* [What to do]: Using the material that follows, identify and copy each line with the string "Lawrence".

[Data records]
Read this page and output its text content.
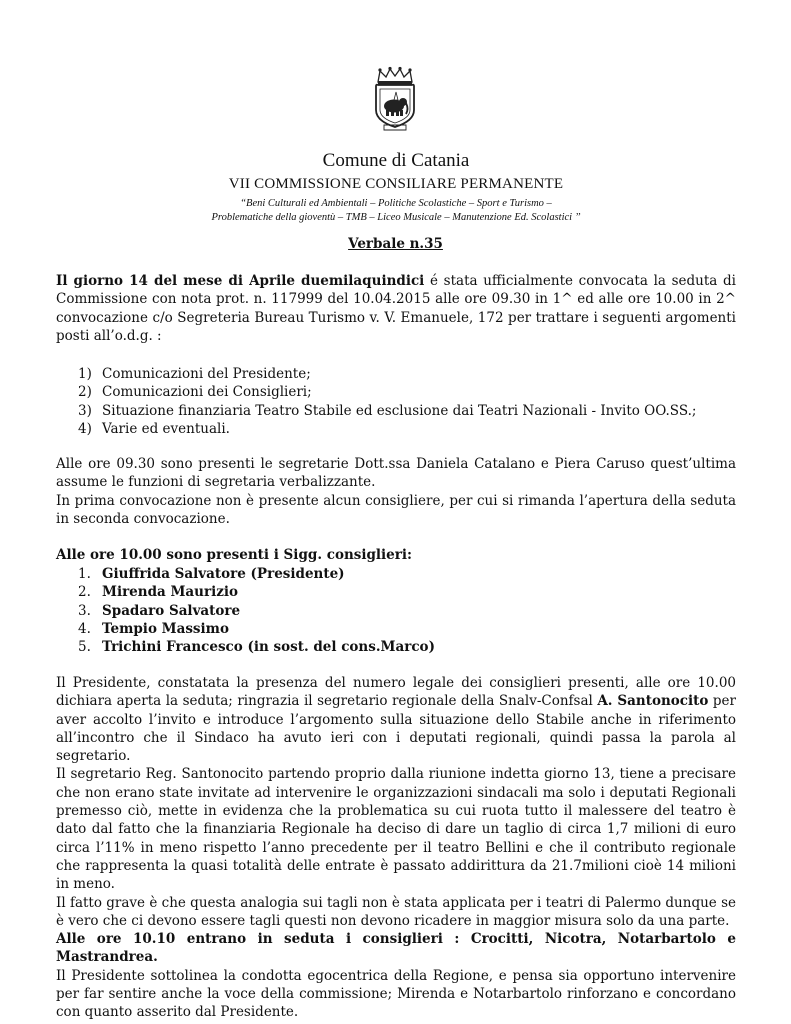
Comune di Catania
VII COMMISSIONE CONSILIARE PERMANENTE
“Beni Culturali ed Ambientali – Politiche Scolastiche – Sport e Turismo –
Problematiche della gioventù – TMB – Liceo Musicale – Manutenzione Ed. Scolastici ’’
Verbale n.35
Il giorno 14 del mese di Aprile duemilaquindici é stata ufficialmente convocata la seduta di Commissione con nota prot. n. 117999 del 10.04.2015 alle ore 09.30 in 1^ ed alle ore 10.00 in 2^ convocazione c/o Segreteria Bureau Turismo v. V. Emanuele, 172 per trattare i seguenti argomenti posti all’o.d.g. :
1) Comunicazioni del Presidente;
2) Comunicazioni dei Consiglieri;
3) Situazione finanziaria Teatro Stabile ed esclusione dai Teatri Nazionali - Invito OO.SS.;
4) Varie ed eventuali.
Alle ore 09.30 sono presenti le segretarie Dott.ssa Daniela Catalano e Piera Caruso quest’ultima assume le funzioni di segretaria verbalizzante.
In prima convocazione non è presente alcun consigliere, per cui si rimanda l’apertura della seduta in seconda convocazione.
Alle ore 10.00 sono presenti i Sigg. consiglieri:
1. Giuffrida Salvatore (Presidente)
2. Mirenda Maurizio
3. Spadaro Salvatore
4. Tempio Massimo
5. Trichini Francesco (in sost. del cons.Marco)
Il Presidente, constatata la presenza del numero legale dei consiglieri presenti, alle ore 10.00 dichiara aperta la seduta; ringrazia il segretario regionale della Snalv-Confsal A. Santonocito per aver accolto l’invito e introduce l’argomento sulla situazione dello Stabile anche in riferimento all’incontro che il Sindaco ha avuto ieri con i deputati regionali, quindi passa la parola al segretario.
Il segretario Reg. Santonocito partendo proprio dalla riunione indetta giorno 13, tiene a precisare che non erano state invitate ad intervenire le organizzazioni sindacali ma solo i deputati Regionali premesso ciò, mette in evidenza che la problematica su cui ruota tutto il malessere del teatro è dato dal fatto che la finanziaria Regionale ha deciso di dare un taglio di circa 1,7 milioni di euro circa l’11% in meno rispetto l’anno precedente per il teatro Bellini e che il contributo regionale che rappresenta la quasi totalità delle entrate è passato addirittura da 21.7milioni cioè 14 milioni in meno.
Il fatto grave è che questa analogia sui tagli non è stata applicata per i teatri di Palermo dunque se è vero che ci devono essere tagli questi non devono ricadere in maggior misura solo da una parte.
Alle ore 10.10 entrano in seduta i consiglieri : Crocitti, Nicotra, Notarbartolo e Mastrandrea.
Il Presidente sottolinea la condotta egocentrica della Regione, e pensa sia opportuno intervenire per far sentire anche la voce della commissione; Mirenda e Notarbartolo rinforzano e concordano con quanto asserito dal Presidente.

* * *

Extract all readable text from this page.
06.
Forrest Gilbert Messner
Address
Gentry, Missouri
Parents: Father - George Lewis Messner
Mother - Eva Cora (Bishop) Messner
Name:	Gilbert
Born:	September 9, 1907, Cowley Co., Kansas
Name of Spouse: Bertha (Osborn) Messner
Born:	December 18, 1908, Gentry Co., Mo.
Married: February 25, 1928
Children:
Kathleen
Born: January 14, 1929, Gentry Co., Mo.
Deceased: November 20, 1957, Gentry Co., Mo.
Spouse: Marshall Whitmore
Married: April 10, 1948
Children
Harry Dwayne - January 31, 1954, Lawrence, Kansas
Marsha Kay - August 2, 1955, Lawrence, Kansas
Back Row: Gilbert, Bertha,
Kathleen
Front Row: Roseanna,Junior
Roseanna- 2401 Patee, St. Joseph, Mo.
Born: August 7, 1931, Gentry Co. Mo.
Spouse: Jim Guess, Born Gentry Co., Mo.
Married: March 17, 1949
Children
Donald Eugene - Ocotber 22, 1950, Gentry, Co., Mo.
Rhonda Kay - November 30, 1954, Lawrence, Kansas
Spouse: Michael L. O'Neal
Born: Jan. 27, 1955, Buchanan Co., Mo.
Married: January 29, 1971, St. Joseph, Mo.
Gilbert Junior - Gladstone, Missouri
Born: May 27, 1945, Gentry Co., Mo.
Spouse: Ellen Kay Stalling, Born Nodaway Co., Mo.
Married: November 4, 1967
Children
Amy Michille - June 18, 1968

* [Written response]:
Harry Dwayne - January 31, 1954, Lawrence, Kansas
Marsha Kay - August 2, 1955, Lawrence, Kansas
Rhonda Kay - November 30, 1954, Lawrence, Kansas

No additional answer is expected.